→ Problem description
Every record should be repeated exactly, except that pictures are left out.
**** Provided information
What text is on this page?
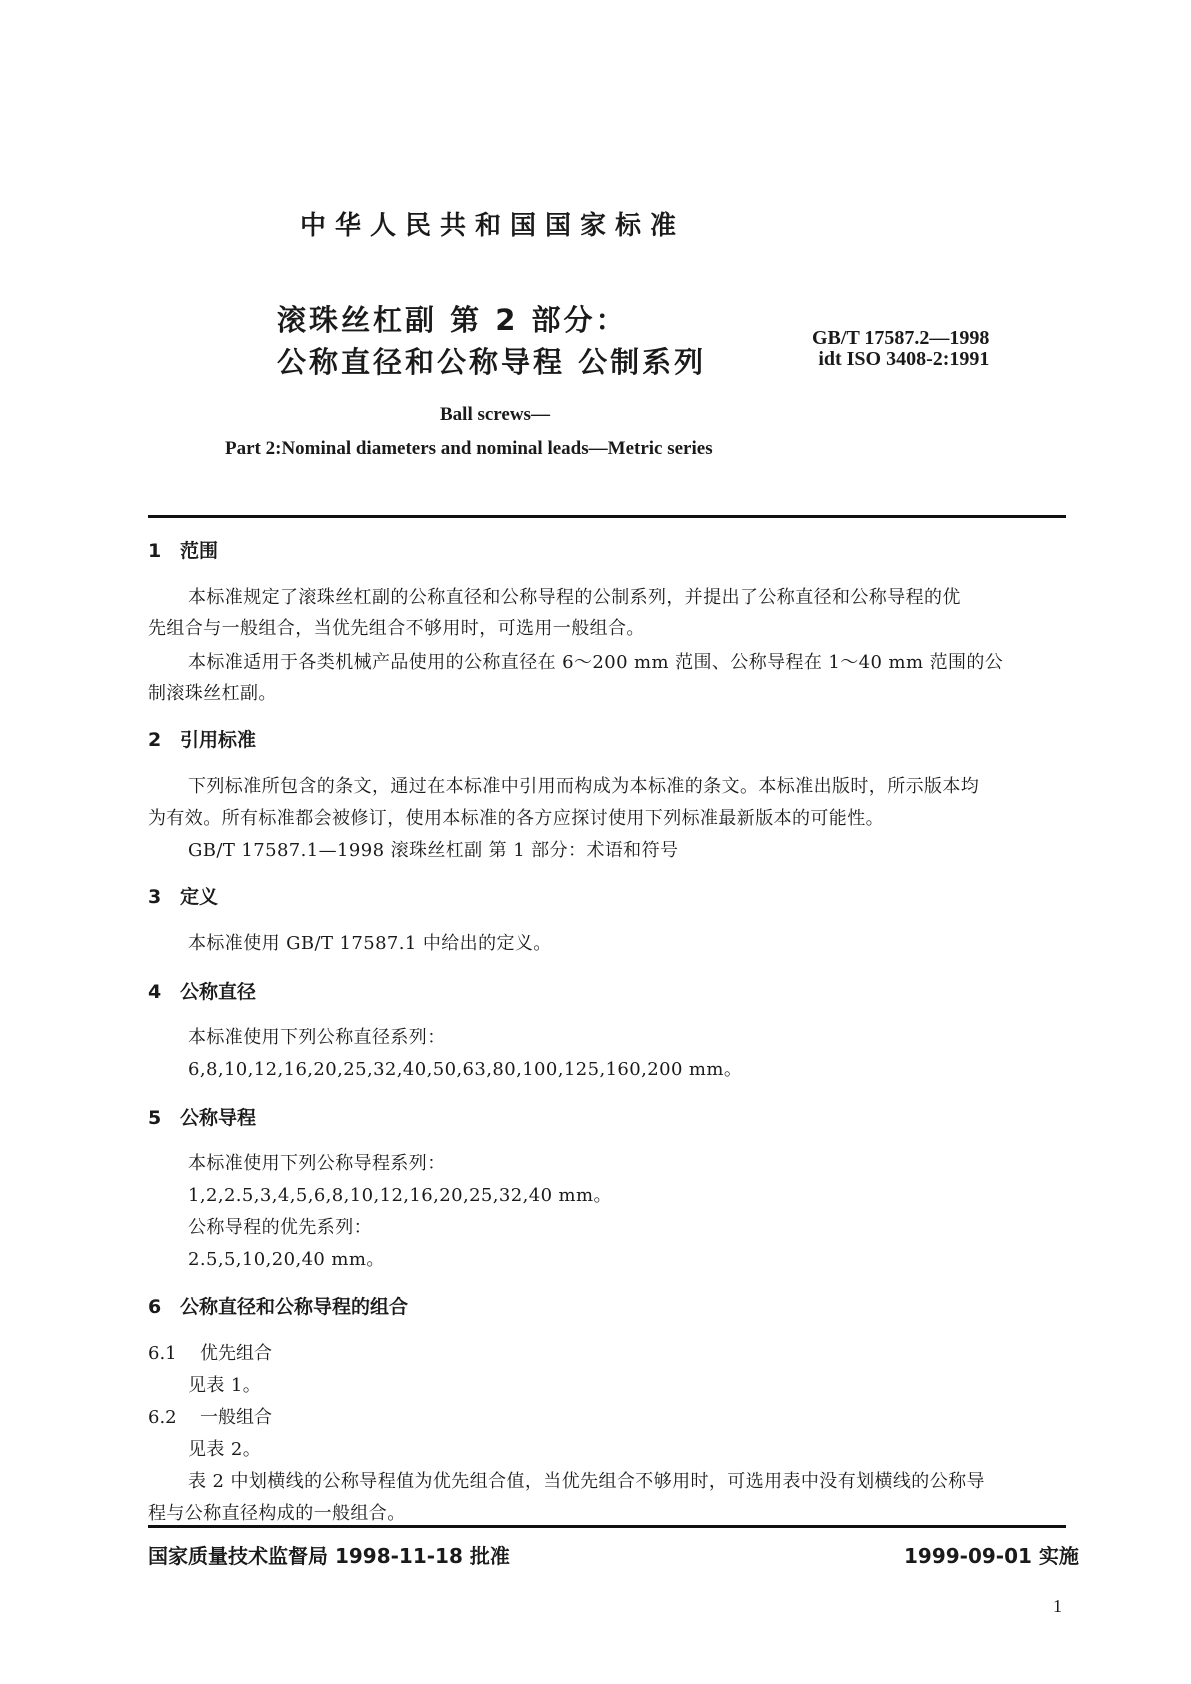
中华人民共和国国家标准
滚珠丝杠副 第 2 部分：
公称直径和公称导程 公制系列
GB/T 17587.2—1998
idt ISO 3408-2:1991
Ball screws—
Part 2:Nominal diameters and nominal leads—Metric series
1 范围
本标准规定了滚珠丝杠副的公称直径和公称导程的公制系列，并提出了公称直径和公称导程的优
先组合与一般组合，当优先组合不够用时，可选用一般组合。
本标准适用于各类机械产品使用的公称直径在 6～200 mm 范围、公称导程在 1～40 mm 范围的公
制滚珠丝杠副。
2 引用标准
下列标准所包含的条文，通过在本标准中引用而构成为本标准的条文。本标准出版时，所示版本均
为有效。所有标准都会被修订，使用本标准的各方应探讨使用下列标准最新版本的可能性。
GB/T 17587.1—1998 滚珠丝杠副 第 1 部分：术语和符号
3 定义
本标准使用 GB/T 17587.1 中给出的定义。
4 公称直径
本标准使用下列公称直径系列：
6,8,10,12,16,20,25,32,40,50,63,80,100,125,160,200 mm。
5 公称导程
本标准使用下列公称导程系列：
1,2,2.5,3,4,5,6,8,10,12,16,20,25,32,40 mm。
公称导程的优先系列：
2.5,5,10,20,40 mm。
6 公称直径和公称导程的组合
6.1 优先组合
见表 1。
6.2 一般组合
见表 2。
表 2 中划横线的公称导程值为优先组合值，当优先组合不够用时，可选用表中没有划横线的公称导
程与公称直径构成的一般组合。
国家质量技术监督局 1998-11-18 批准	1999-09-01 实施
1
********
→ Written reply
What text is on this page?
中华人民共和国国家标准
滚珠丝杠副 第 2 部分：
公称直径和公称导程 公制系列
GB/T 17587.2—1998
idt ISO 3408-2:1991
Ball screws—
Part 2:Nominal diameters and nominal leads—Metric series
1 范围
本标准规定了滚珠丝杠副的公称直径和公称导程的公制系列，并提出了公称直径和公称导程的优
先组合与一般组合，当优先组合不够用时，可选用一般组合。
本标准适用于各类机械产品使用的公称直径在 6～200 mm 范围、公称导程在 1～40 mm 范围的公
制滚珠丝杠副。
2 引用标准
下列标准所包含的条文，通过在本标准中引用而构成为本标准的条文。本标准出版时，所示版本均
为有效。所有标准都会被修订，使用本标准的各方应探讨使用下列标准最新版本的可能性。
GB/T 17587.1—1998 滚珠丝杠副 第 1 部分：术语和符号
3 定义
本标准使用 GB/T 17587.1 中给出的定义。
4 公称直径
本标准使用下列公称直径系列：
6,8,10,12,16,20,25,32,40,50,63,80,100,125,160,200 mm。
5 公称导程
本标准使用下列公称导程系列：
1,2,2.5,3,4,5,6,8,10,12,16,20,25,32,40 mm。
公称导程的优先系列：
2.5,5,10,20,40 mm。
6 公称直径和公称导程的组合
6.1 优先组合
见表 1。
6.2 一般组合
见表 2。
表 2 中划横线的公称导程值为优先组合值，当优先组合不够用时，可选用表中没有划横线的公称导
程与公称直径构成的一般组合。
国家质量技术监督局 1998-11-18 批准	1999-09-01 实施
1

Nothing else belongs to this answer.